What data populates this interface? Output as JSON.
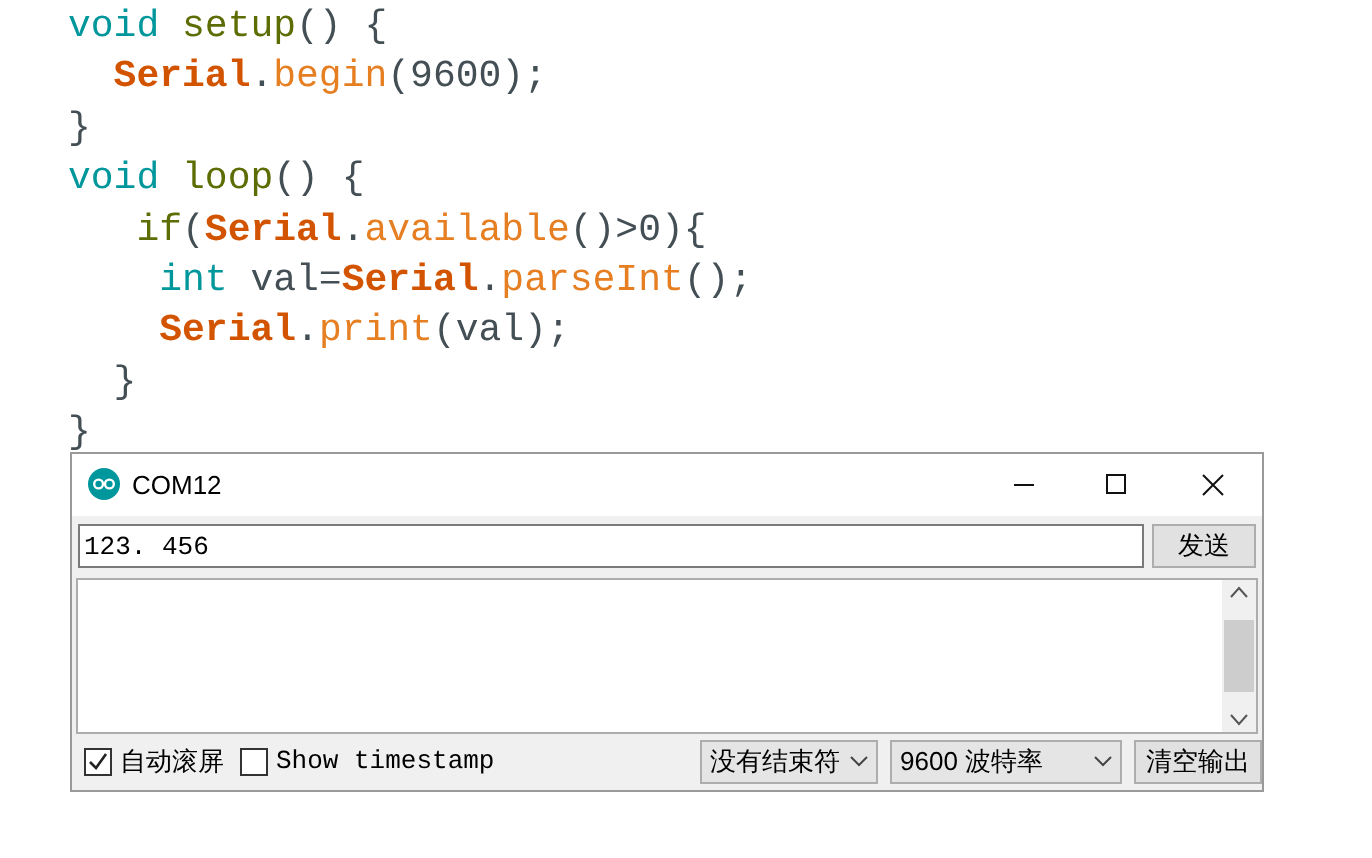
{
  "code_lines": [
    {
      "tokens": [
        {
          "kind": "keyword",
          "text": "void "
        },
        {
          "kind": "function",
          "text": "setup"
        },
        {
          "kind": "plain",
          "text": "() {"
        }
      ]
    },
    {
      "tokens": [
        {
          "kind": "class",
          "text": "  Serial"
        },
        {
          "kind": "plain",
          "text": "."
        },
        {
          "kind": "method",
          "text": "begin"
        },
        {
          "kind": "plain",
          "text": "(9600);"
        }
      ]
    },
    {
      "tokens": [
        {
          "kind": "plain",
          "text": "}"
        }
      ]
    },
    {
      "tokens": [
        {
          "kind": "keyword",
          "text": "void "
        },
        {
          "kind": "function",
          "text": "loop"
        },
        {
          "kind": "plain",
          "text": "() {"
        }
      ]
    },
    {
      "tokens": [
        {
          "kind": "function",
          "text": "   if"
        },
        {
          "kind": "plain",
          "text": "("
        },
        {
          "kind": "class",
          "text": "Serial"
        },
        {
          "kind": "plain",
          "text": "."
        },
        {
          "kind": "method",
          "text": "available"
        },
        {
          "kind": "plain",
          "text": "()>0){"
        }
      ]
    },
    {
      "tokens": [
        {
          "kind": "keyword",
          "text": "    int"
        },
        {
          "kind": "plain",
          "text": " val="
        },
        {
          "kind": "class",
          "text": "Serial"
        },
        {
          "kind": "plain",
          "text": "."
        },
        {
          "kind": "method",
          "text": "parseInt"
        },
        {
          "kind": "plain",
          "text": "();"
        }
      ]
    },
    {
      "tokens": [
        {
          "kind": "class",
          "text": "    Serial"
        },
        {
          "kind": "plain",
          "text": "."
        },
        {
          "kind": "method",
          "text": "print"
        },
        {
          "kind": "plain",
          "text": "(val);"
        }
      ]
    },
    {
      "tokens": [
        {
          "kind": "plain",
          "text": "  }"
        }
      ]
    },
    {
      "tokens": [
        {
          "kind": "plain",
          "text": "}"
        }
      ]
    }
  ],
  "serial_monitor": {
    "title": "COM12",
    "input": {
      "value": "123. 456"
    },
    "send_button": "发送",
    "autoscroll": {
      "label": "自动滚屏",
      "checked": true
    },
    "timestamp": {
      "label": "Show timestamp",
      "checked": false
    },
    "line_ending": "没有结束符",
    "baud_rate": "9600 波特率",
    "clear_button": "清空输出"
  }
}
━━━
* [OBJECTIVE]:
Output all of the records exactly as they appear above, but not the pictures.

* [THE RESULT]:
What data populates this interface? Output as JSON.
{
  "code_lines": [
    {
      "tokens": [
        {
          "kind": "keyword",
          "text": "void "
        },
        {
          "kind": "function",
          "text": "setup"
        },
        {
          "kind": "plain",
          "text": "() {"
        }
      ]
    },
    {
      "tokens": [
        {
          "kind": "class",
          "text": "  Serial"
        },
        {
          "kind": "plain",
          "text": "."
        },
        {
          "kind": "method",
          "text": "begin"
        },
        {
          "kind": "plain",
          "text": "(9600);"
        }
      ]
    },
    {
      "tokens": [
        {
          "kind": "plain",
          "text": "}"
        }
      ]
    },
    {
      "tokens": [
        {
          "kind": "keyword",
          "text": "void "
        },
        {
          "kind": "function",
          "text": "loop"
        },
        {
          "kind": "plain",
          "text": "() {"
        }
      ]
    },
    {
      "tokens": [
        {
          "kind": "function",
          "text": "   if"
        },
        {
          "kind": "plain",
          "text": "("
        },
        {
          "kind": "class",
          "text": "Serial"
        },
        {
          "kind": "plain",
          "text": "."
        },
        {
          "kind": "method",
          "text": "available"
        },
        {
          "kind": "plain",
          "text": "()>0){"
        }
      ]
    },
    {
      "tokens": [
        {
          "kind": "keyword",
          "text": "    int"
        },
        {
          "kind": "plain",
          "text": " val="
        },
        {
          "kind": "class",
          "text": "Serial"
        },
        {
          "kind": "plain",
          "text": "."
        },
        {
          "kind": "method",
          "text": "parseInt"
        },
        {
          "kind": "plain",
          "text": "();"
        }
      ]
    },
    {
      "tokens": [
        {
          "kind": "class",
          "text": "    Serial"
        },
        {
          "kind": "plain",
          "text": "."
        },
        {
          "kind": "method",
          "text": "print"
        },
        {
          "kind": "plain",
          "text": "(val);"
        }
      ]
    },
    {
      "tokens": [
        {
          "kind": "plain",
          "text": "  }"
        }
      ]
    },
    {
      "tokens": [
        {
          "kind": "plain",
          "text": "}"
        }
      ]
    }
  ],
  "serial_monitor": {
    "title": "COM12",
    "input": {
      "value": "123. 456"
    },
    "send_button": "发送",
    "autoscroll": {
      "label": "自动滚屏",
      "checked": true
    },
    "timestamp": {
      "label": "Show timestamp",
      "checked": false
    },
    "line_ending": "没有结束符",
    "baud_rate": "9600 波特率",
    "clear_button": "清空输出"
  }
}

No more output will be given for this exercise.